_STATED TASK_. Look over the lines below. Report each one that includes the string "attendance".
[start MATERIAL FOR THIS TASK]
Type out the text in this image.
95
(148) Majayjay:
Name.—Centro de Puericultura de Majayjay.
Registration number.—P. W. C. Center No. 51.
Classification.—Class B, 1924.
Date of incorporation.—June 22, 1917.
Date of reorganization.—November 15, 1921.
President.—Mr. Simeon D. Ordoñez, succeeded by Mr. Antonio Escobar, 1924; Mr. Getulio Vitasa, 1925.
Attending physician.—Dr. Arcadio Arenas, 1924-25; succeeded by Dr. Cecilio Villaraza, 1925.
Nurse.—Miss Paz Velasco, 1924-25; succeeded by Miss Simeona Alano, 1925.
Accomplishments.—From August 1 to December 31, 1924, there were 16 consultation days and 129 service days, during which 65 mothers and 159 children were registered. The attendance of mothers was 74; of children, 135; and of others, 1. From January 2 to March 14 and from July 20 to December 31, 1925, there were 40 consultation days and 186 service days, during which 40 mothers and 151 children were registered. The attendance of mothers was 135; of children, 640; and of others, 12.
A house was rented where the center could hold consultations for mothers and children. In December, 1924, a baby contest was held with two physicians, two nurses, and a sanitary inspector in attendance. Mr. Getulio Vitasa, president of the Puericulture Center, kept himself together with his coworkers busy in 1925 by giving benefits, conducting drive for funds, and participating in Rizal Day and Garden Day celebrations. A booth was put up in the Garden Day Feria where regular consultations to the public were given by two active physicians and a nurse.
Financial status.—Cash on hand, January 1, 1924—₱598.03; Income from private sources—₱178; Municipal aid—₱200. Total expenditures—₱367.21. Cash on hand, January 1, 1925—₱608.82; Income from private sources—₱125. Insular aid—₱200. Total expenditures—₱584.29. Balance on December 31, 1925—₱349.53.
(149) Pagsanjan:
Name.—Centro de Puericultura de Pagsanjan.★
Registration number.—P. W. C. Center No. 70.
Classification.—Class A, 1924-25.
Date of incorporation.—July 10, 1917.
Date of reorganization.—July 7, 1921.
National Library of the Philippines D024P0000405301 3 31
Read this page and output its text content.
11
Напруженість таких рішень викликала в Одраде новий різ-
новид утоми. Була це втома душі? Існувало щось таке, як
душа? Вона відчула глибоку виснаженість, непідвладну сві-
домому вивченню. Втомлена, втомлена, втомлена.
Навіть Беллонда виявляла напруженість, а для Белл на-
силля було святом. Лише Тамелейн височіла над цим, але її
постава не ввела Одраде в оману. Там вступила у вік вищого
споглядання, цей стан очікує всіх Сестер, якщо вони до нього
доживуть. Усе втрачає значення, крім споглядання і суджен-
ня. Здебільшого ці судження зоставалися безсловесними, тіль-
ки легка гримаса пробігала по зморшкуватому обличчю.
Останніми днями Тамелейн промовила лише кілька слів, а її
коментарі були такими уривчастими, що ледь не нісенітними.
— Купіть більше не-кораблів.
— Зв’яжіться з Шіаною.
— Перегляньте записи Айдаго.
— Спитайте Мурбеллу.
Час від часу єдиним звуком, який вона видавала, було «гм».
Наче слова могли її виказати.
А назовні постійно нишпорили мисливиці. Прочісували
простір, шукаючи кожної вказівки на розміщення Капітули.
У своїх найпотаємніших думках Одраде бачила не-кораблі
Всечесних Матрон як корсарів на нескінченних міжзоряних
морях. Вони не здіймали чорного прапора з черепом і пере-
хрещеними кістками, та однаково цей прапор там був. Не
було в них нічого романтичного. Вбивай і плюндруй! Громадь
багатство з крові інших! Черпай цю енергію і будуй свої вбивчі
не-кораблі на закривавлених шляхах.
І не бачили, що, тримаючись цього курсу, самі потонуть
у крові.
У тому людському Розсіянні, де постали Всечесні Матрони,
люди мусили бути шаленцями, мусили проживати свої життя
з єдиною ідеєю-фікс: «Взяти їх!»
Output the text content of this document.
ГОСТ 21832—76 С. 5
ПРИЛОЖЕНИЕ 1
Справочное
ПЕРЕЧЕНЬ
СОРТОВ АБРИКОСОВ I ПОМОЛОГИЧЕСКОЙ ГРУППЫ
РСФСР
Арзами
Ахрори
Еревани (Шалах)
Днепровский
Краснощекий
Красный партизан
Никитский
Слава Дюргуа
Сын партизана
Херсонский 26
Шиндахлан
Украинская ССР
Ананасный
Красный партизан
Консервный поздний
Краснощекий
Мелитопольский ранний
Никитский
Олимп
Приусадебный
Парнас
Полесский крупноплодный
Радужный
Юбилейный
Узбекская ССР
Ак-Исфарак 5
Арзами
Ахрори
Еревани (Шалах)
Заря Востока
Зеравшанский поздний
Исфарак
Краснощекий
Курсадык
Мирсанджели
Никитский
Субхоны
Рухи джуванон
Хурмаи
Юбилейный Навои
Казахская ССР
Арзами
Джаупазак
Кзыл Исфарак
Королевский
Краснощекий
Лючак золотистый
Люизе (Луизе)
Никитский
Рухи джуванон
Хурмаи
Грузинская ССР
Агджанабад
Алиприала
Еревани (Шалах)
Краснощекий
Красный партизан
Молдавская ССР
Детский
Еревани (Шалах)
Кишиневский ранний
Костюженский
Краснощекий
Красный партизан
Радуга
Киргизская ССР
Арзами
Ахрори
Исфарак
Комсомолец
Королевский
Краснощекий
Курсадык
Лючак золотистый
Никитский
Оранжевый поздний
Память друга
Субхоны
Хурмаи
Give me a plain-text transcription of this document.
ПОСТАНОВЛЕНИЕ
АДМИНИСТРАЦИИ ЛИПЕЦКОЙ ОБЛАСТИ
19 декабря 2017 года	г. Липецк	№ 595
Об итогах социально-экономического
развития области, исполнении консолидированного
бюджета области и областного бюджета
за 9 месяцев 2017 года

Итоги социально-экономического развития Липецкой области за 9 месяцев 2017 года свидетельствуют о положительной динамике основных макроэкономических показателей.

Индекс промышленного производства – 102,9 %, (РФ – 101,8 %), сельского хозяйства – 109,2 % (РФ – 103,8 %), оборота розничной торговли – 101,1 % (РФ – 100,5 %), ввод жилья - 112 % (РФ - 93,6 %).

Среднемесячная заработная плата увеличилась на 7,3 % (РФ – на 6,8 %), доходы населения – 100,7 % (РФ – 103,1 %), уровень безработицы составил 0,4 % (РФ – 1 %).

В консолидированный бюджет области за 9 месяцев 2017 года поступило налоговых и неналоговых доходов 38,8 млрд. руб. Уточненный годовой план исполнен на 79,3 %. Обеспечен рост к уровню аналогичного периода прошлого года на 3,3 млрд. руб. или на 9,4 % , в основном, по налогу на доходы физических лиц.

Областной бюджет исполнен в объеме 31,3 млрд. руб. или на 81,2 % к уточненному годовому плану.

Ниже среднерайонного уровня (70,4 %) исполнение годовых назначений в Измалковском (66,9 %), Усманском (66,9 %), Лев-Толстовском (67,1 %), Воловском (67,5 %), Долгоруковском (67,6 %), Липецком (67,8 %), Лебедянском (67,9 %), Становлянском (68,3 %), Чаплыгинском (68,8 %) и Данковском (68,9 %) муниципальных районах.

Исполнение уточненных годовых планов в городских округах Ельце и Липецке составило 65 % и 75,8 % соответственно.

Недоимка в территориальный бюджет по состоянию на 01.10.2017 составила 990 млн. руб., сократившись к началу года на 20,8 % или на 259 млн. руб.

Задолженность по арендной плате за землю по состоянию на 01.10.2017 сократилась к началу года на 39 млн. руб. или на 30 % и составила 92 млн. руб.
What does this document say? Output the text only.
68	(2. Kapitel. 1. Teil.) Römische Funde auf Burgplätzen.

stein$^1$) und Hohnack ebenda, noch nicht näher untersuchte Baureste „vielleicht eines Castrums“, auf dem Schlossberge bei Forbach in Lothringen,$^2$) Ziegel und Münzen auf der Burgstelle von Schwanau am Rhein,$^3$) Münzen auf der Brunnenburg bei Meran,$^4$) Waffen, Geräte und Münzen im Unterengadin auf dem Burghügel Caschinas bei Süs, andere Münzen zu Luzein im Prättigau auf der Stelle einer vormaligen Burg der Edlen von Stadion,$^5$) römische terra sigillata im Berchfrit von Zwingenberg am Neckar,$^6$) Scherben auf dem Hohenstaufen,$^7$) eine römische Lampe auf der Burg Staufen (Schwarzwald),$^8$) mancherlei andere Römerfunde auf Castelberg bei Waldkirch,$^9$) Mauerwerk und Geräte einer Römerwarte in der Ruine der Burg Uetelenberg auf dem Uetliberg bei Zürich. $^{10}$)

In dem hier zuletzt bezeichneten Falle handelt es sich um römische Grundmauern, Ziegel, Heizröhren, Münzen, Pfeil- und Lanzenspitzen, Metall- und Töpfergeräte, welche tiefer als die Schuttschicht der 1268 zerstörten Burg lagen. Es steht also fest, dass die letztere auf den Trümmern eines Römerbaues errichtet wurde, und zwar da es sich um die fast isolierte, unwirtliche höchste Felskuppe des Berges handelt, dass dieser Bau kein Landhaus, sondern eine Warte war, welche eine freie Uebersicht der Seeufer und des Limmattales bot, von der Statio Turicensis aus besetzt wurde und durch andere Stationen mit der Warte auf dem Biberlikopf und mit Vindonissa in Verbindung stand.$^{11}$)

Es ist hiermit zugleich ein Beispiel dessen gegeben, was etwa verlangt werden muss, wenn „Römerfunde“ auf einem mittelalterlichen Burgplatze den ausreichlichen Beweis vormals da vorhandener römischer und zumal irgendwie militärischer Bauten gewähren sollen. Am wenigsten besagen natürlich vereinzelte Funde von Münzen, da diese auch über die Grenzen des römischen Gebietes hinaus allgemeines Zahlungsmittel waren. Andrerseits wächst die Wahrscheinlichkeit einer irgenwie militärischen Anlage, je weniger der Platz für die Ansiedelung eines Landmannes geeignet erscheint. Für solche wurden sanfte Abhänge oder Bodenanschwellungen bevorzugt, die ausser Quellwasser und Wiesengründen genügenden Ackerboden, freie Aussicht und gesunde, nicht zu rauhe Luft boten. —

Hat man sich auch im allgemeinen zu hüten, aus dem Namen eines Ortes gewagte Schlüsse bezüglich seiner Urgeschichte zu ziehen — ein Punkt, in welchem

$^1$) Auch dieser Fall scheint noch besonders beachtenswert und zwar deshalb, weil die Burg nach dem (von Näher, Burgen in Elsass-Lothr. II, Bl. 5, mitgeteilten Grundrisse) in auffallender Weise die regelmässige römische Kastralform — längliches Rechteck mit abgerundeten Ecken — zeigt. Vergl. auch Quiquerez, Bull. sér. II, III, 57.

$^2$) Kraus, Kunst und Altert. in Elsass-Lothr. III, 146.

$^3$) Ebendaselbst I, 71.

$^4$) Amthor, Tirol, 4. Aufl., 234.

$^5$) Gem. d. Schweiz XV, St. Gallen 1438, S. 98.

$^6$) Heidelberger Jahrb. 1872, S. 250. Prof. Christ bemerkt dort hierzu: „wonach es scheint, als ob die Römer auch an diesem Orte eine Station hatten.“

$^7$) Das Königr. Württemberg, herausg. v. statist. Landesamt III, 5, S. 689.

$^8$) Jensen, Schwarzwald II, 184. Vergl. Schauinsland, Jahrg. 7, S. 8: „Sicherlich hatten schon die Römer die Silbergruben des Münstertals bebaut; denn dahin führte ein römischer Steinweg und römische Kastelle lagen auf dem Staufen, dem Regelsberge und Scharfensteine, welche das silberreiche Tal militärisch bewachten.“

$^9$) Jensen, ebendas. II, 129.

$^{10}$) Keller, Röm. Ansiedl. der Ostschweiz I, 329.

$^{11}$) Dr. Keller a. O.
[end MATERIAL FOR THIS TASK]
_TASK OUTPUT_.
Accomplishments.—From August 1 to December 31, 1924, there were 16 consultation days and 129 service days, during which 65 mothers and 159 children were registered. The attendance of mothers was 74; of children, 135; and of others, 1. From January 2 to March 14 and from July 20 to December 31, 1925, there were 40 consultation days and 186 service days, during which 40 mothers and 151 children were registered. The attendance of mothers was 135; of children, 640; and of others, 12.
A house was rented where the center could hold consultations for mothers and children. In December, 1924, a baby contest was held with two physicians, two nurses, and a sanitary inspector in attendance. Mr. Getulio Vitasa, president of the Puericulture Center, kept himself together with his coworkers busy in 1925 by giving benefits, conducting drive for funds, and participating in Rizal Day and Garden Day celebrations. A booth was put up in the Garden Day Feria where regular consultations to the public were given by two active physicians and a nurse.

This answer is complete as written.